• _Prompt_: Tally the lines containing "обработке" and report the number alone.

(Extracted records)
● ● ● ●
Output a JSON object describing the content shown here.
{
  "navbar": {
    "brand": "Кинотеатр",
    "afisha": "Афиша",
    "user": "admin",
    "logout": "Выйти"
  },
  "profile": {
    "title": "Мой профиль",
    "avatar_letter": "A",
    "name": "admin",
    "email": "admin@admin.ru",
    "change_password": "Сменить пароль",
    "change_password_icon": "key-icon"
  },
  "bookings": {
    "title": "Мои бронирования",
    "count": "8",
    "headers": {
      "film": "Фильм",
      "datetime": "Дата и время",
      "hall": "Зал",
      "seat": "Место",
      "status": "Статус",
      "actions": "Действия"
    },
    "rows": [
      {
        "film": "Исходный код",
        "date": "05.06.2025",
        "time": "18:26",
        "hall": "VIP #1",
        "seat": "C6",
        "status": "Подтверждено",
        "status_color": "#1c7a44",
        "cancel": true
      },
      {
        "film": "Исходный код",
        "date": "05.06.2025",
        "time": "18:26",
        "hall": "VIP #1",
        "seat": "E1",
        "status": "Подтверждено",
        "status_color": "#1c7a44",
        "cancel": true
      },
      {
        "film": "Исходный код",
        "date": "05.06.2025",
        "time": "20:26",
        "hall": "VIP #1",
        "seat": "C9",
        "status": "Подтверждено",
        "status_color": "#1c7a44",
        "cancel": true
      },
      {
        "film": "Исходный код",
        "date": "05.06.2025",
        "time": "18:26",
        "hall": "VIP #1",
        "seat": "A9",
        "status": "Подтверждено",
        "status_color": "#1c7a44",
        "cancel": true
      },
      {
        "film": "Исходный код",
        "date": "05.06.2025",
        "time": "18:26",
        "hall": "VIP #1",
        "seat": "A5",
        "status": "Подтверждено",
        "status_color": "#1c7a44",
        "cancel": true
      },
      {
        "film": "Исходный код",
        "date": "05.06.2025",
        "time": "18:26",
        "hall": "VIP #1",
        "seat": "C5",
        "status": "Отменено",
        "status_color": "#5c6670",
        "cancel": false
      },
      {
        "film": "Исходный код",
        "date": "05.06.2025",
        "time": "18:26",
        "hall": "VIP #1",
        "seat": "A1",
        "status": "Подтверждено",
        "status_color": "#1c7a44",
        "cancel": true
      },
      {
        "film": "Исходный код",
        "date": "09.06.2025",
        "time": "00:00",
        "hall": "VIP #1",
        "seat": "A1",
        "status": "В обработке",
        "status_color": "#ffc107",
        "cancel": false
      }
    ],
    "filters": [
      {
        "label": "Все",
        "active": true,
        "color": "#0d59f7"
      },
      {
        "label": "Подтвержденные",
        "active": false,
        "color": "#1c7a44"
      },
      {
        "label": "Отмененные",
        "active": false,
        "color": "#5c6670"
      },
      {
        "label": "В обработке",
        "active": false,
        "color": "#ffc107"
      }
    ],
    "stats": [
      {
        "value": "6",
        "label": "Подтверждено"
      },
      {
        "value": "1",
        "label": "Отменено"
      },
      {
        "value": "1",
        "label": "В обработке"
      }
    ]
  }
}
● ● ● ●
• _Correct answer_: 3